**Aim**
Would you output the whole listing below, exactly as it reads?

**Given data**
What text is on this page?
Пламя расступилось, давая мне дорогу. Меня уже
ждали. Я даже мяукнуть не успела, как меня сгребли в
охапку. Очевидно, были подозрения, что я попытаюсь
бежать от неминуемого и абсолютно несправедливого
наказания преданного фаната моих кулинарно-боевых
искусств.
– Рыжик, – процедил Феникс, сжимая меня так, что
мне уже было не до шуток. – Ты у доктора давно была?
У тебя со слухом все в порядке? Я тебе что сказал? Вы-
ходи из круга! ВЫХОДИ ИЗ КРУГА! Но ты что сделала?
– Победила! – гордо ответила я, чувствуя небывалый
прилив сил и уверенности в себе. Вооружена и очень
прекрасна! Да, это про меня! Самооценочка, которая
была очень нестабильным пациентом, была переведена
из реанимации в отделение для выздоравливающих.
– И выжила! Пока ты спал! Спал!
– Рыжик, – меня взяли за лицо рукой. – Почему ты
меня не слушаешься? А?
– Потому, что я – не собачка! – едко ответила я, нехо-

**Task answer**
What text is on this page?
Пламя расступилось, давая мне дорогу. Меня уже
ждали. Я даже мяукнуть не успела, как меня сгребли в
охапку. Очевидно, были подозрения, что я попытаюсь
бежать от неминуемого и абсолютно несправедливого
наказания преданного фаната моих кулинарно-боевых
искусств.
– Рыжик, – процедил Феникс, сжимая меня так, что
мне уже было не до шуток. – Ты у доктора давно была?
У тебя со слухом все в порядке? Я тебе что сказал? Вы-
ходи из круга! ВЫХОДИ ИЗ КРУГА! Но ты что сделала?
– Победила! – гордо ответила я, чувствуя небывалый
прилив сил и уверенности в себе. Вооружена и очень
прекрасна! Да, это про меня! Самооценочка, которая
была очень нестабильным пациентом, была переведена
из реанимации в отделение для выздоравливающих.
– И выжила! Пока ты спал! Спал!
– Рыжик, – меня взяли за лицо рукой. – Почему ты
меня не слушаешься? А?
– Потому, что я – не собачка! – едко ответила я, нехо-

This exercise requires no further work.